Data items
..............................
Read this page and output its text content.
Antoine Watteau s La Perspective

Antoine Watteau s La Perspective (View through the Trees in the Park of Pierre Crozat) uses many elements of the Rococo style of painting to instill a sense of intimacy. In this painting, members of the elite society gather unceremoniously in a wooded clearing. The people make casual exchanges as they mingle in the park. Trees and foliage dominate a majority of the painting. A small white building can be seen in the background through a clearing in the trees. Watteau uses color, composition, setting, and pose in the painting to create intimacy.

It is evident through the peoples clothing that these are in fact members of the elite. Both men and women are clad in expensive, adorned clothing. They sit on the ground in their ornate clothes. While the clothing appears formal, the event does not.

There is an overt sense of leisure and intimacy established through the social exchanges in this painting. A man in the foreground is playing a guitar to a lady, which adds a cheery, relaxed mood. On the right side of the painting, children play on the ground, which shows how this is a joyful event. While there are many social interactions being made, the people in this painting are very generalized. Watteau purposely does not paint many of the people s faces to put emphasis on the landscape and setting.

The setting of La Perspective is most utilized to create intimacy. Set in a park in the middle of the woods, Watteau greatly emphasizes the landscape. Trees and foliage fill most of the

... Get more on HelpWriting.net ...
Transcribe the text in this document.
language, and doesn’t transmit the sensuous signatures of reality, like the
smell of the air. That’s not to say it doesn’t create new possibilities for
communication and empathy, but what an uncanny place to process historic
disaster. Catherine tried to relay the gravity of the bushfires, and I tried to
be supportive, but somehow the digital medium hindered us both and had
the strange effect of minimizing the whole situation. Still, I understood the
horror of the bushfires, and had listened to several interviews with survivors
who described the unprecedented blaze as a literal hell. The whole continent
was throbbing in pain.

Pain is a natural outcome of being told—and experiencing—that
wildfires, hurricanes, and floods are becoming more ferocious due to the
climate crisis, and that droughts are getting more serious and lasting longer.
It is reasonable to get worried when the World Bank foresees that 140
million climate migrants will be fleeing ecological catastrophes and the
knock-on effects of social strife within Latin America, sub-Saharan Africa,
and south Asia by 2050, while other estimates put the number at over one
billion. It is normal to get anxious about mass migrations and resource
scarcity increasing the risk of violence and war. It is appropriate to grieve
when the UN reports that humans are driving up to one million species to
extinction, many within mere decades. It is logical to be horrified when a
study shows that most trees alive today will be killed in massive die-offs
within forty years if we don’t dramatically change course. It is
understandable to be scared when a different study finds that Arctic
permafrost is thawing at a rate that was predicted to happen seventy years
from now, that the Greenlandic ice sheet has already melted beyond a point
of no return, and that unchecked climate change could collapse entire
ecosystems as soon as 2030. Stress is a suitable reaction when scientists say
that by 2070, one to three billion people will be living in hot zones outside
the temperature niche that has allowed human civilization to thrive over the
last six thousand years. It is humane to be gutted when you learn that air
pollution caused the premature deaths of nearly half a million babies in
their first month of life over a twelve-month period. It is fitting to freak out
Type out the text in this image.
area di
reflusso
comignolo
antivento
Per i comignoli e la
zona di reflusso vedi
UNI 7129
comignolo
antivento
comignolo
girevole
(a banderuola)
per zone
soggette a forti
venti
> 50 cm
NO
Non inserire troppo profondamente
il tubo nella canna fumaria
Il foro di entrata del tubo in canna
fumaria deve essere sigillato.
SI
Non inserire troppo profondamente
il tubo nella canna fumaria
..............................
- **Task to complete**
Using the records above, pull out each line where the word "elite" occurs.

- **Solved problem**
Antoine Watteau s La Perspective (View through the Trees in the Park of Pierre Crozat) uses many elements of the Rococo style of painting to instill a sense of intimacy. In this painting, members of the elite society gather unceremoniously in a wooded clearing. The people make casual exchanges as they mingle in the park. Trees and foliage dominate a majority of the painting. A small white building can be seen in the background through a clearing in the trees. Watteau uses color, composition, setting, and pose in the painting to create intimacy.
It is evident through the peoples clothing that these are in fact members of the elite. Both men and women are clad in expensive, adorned clothing. They sit on the ground in their ornate clothes. While the clothing appears formal, the event does not.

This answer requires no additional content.